▶ **Given request**
Wherever the word "films" appears in the entries, copy the whole line.

================================

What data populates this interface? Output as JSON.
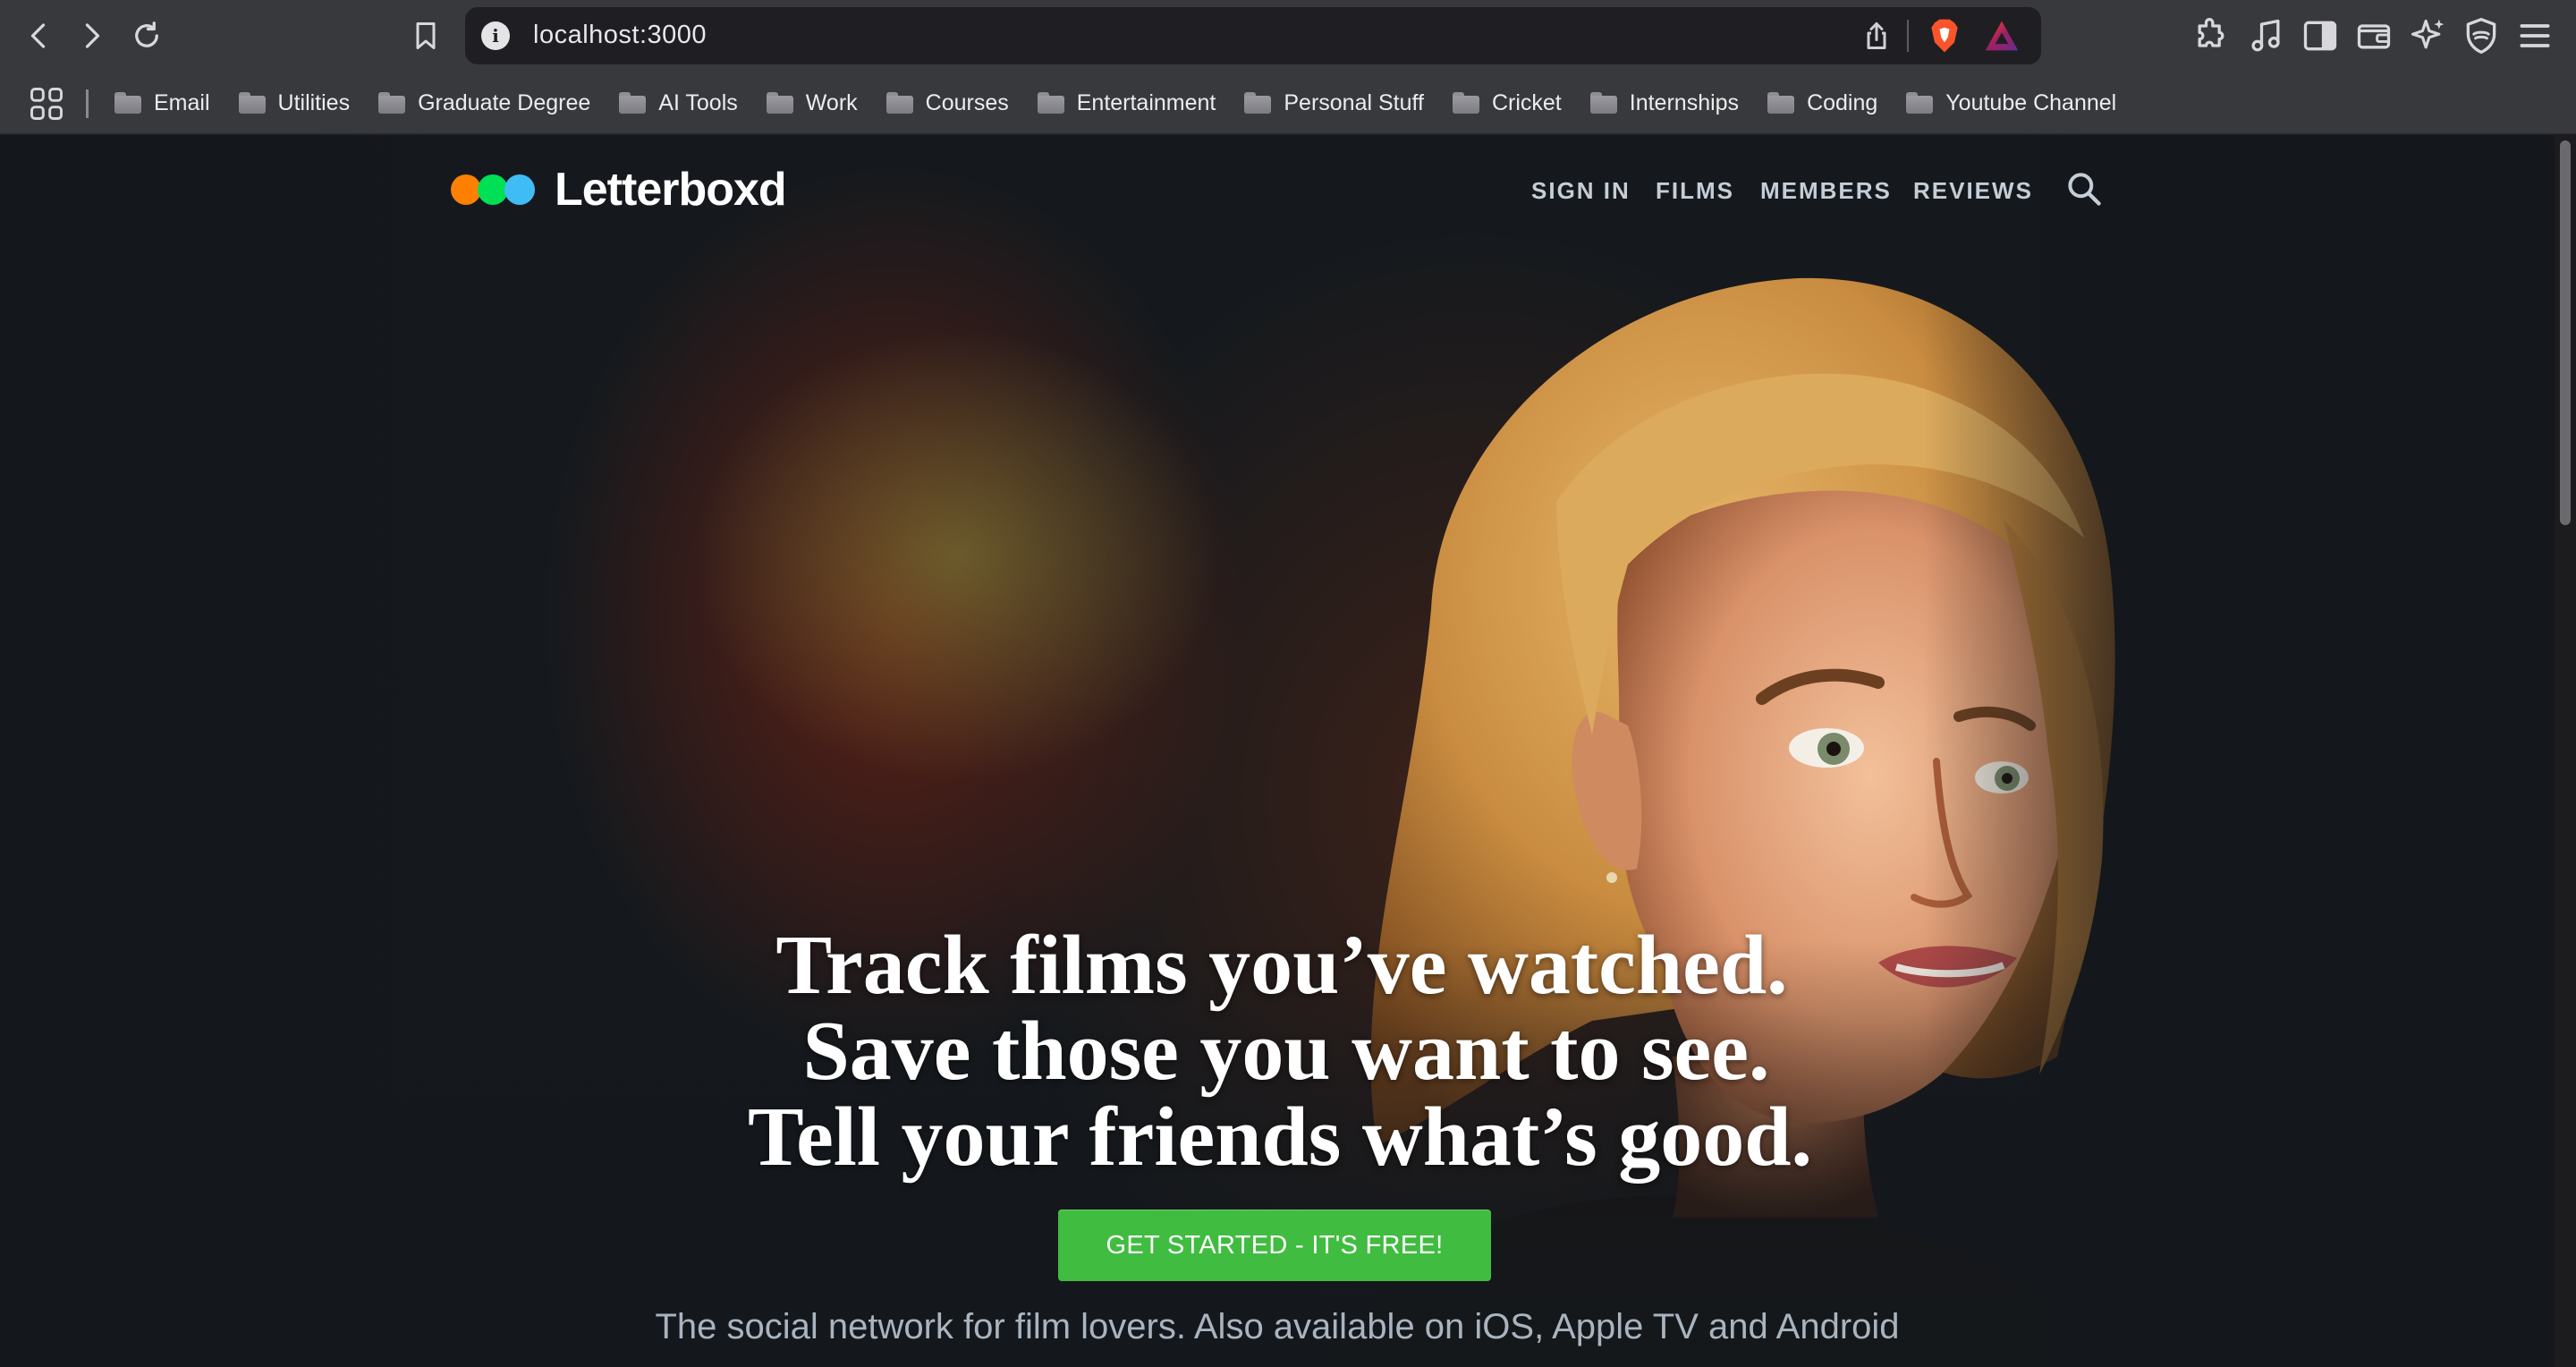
{
  "browser": {
    "url": "localhost:3000",
    "bookmarks": [
      "Email",
      "Utilities",
      "Graduate Degree",
      "AI Tools",
      "Work",
      "Courses",
      "Entertainment",
      "Personal Stuff",
      "Cricket",
      "Internships",
      "Coding",
      "Youtube Channel"
    ]
  },
  "site": {
    "logo_text": "Letterboxd",
    "logo_colors": [
      "#ff8000",
      "#00e054",
      "#40bcf4"
    ],
    "nav": {
      "sign_in": "SIGN IN",
      "films": "FILMS",
      "members": "MEMBERS",
      "reviews": "REVIEWS"
    },
    "hero": {
      "line1": "Track films you’ve watched.",
      "line2": "Save those you want to see.",
      "line3": "Tell your friends what’s good.",
      "cta": "GET STARTED - IT'S FREE!",
      "tagline": "The social network for film lovers.  Also available on iOS, Apple TV and Android"
    },
    "colors": {
      "cta_green": "#40bc40",
      "background": "#14181c",
      "nav_text": "#c5cdd6"
    }
  }
}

================================

▶ **Answer to this problem**
      "films": "FILMS",
      "line1": "Track films you’ve watched.",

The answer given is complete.